■ **Exercise objective**: All of the records below should be output exactly.

■ **Source records**:
###

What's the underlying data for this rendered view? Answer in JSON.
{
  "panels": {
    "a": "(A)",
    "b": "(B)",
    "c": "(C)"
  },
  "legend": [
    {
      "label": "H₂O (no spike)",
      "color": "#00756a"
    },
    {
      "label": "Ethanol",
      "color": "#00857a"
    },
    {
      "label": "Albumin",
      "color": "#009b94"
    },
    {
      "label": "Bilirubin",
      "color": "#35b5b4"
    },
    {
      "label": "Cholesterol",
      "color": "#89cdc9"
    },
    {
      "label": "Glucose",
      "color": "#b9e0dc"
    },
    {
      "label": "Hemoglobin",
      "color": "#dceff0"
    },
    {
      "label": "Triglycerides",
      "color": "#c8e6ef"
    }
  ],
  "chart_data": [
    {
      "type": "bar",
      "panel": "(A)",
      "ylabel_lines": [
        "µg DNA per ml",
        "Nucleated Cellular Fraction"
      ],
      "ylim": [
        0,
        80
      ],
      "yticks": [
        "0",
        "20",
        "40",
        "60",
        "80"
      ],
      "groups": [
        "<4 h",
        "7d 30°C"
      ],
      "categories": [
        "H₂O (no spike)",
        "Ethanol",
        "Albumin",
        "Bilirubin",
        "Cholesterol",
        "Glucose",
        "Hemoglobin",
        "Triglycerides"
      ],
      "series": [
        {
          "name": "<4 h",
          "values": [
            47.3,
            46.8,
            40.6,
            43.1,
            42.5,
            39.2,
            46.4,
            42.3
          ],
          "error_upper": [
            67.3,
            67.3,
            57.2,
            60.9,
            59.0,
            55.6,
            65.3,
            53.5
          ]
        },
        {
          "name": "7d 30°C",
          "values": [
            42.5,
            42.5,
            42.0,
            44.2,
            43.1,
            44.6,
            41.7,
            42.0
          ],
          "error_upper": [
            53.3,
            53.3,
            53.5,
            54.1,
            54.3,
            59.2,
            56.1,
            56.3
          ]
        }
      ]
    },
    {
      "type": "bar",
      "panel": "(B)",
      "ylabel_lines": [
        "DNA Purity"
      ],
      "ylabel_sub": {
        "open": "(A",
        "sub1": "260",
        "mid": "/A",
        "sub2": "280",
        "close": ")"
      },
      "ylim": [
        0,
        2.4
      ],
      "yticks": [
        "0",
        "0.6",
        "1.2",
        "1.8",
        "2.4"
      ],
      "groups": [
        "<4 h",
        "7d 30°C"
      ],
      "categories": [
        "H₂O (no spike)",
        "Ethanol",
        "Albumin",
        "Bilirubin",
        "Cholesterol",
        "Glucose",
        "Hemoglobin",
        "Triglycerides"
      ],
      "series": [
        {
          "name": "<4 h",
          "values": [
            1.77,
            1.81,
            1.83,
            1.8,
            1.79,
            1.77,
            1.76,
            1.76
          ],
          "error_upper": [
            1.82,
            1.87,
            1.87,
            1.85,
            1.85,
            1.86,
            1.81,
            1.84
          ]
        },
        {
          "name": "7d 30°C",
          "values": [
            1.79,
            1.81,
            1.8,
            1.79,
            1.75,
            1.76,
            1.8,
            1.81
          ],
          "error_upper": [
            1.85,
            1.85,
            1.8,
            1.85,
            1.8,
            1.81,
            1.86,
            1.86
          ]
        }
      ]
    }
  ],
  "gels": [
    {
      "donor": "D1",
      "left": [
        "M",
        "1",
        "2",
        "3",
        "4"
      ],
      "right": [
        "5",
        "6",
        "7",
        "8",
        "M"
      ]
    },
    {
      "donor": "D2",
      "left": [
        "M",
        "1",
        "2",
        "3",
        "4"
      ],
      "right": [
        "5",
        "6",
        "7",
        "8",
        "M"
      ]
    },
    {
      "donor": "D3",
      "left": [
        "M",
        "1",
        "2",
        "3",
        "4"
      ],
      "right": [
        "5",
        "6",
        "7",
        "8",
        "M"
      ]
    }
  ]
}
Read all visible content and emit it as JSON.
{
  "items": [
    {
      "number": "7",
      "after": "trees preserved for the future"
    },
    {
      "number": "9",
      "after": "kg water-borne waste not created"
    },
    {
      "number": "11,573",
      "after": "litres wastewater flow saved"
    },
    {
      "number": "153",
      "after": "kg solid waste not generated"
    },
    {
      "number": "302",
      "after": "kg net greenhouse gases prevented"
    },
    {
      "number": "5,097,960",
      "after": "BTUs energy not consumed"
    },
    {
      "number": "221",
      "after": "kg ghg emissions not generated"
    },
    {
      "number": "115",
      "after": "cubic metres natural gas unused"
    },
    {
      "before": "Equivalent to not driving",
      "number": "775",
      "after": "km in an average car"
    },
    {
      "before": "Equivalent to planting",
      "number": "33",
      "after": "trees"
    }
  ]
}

###

■ **Output below**:
What's the underlying data for this rendered view? Answer in JSON.
{
  "panels": {
    "a": "(A)",
    "b": "(B)",
    "c": "(C)"
  },
  "legend": [
    {
      "label": "H₂O (no spike)",
      "color": "#00756a"
    },
    {
      "label": "Ethanol",
      "color": "#00857a"
    },
    {
      "label": "Albumin",
      "color": "#009b94"
    },
    {
      "label": "Bilirubin",
      "color": "#35b5b4"
    },
    {
      "label": "Cholesterol",
      "color": "#89cdc9"
    },
    {
      "label": "Glucose",
      "color": "#b9e0dc"
    },
    {
      "label": "Hemoglobin",
      "color": "#dceff0"
    },
    {
      "label": "Triglycerides",
      "color": "#c8e6ef"
    }
  ],
  "chart_data": [
    {
      "type": "bar",
      "panel": "(A)",
      "ylabel_lines": [
        "µg DNA per ml",
        "Nucleated Cellular Fraction"
      ],
      "ylim": [
        0,
        80
      ],
      "yticks": [
        "0",
        "20",
        "40",
        "60",
        "80"
      ],
      "groups": [
        "<4 h",
        "7d 30°C"
      ],
      "categories": [
        "H₂O (no spike)",
        "Ethanol",
        "Albumin",
        "Bilirubin",
        "Cholesterol",
        "Glucose",
        "Hemoglobin",
        "Triglycerides"
      ],
      "series": [
        {
          "name": "<4 h",
          "values": [
            47.3,
            46.8,
            40.6,
            43.1,
            42.5,
            39.2,
            46.4,
            42.3
          ],
          "error_upper": [
            67.3,
            67.3,
            57.2,
            60.9,
            59.0,
            55.6,
            65.3,
            53.5
          ]
        },
        {
          "name": "7d 30°C",
          "values": [
            42.5,
            42.5,
            42.0,
            44.2,
            43.1,
            44.6,
            41.7,
            42.0
          ],
          "error_upper": [
            53.3,
            53.3,
            53.5,
            54.1,
            54.3,
            59.2,
            56.1,
            56.3
          ]
        }
      ]
    },
    {
      "type": "bar",
      "panel": "(B)",
      "ylabel_lines": [
        "DNA Purity"
      ],
      "ylabel_sub": {
        "open": "(A",
        "sub1": "260",
        "mid": "/A",
        "sub2": "280",
        "close": ")"
      },
      "ylim": [
        0,
        2.4
      ],
      "yticks": [
        "0",
        "0.6",
        "1.2",
        "1.8",
        "2.4"
      ],
      "groups": [
        "<4 h",
        "7d 30°C"
      ],
      "categories": [
        "H₂O (no spike)",
        "Ethanol",
        "Albumin",
        "Bilirubin",
        "Cholesterol",
        "Glucose",
        "Hemoglobin",
        "Triglycerides"
      ],
      "series": [
        {
          "name": "<4 h",
          "values": [
            1.77,
            1.81,
            1.83,
            1.8,
            1.79,
            1.77,
            1.76,
            1.76
          ],
          "error_upper": [
            1.82,
            1.87,
            1.87,
            1.85,
            1.85,
            1.86,
            1.81,
            1.84
          ]
        },
        {
          "name": "7d 30°C",
          "values": [
            1.79,
            1.81,
            1.8,
            1.79,
            1.75,
            1.76,
            1.8,
            1.81
          ],
          "error_upper": [
            1.85,
            1.85,
            1.8,
            1.85,
            1.8,
            1.81,
            1.86,
            1.86
          ]
        }
      ]
    }
  ],
  "gels": [
    {
      "donor": "D1",
      "left": [
        "M",
        "1",
        "2",
        "3",
        "4"
      ],
      "right": [
        "5",
        "6",
        "7",
        "8",
        "M"
      ]
    },
    {
      "donor": "D2",
      "left": [
        "M",
        "1",
        "2",
        "3",
        "4"
      ],
      "right": [
        "5",
        "6",
        "7",
        "8",
        "M"
      ]
    },
    {
      "donor": "D3",
      "left": [
        "M",
        "1",
        "2",
        "3",
        "4"
      ],
      "right": [
        "5",
        "6",
        "7",
        "8",
        "M"
      ]
    }
  ]
}
Read all visible content and emit it as JSON.
{
  "items": [
    {
      "number": "7",
      "after": "trees preserved for the future"
    },
    {
      "number": "9",
      "after": "kg water-borne waste not created"
    },
    {
      "number": "11,573",
      "after": "litres wastewater flow saved"
    },
    {
      "number": "153",
      "after": "kg solid waste not generated"
    },
    {
      "number": "302",
      "after": "kg net greenhouse gases prevented"
    },
    {
      "number": "5,097,960",
      "after": "BTUs energy not consumed"
    },
    {
      "number": "221",
      "after": "kg ghg emissions not generated"
    },
    {
      "number": "115",
      "after": "cubic metres natural gas unused"
    },
    {
      "before": "Equivalent to not driving",
      "number": "775",
      "after": "km in an average car"
    },
    {
      "before": "Equivalent to planting",
      "number": "33",
      "after": "trees"
    }
  ]
}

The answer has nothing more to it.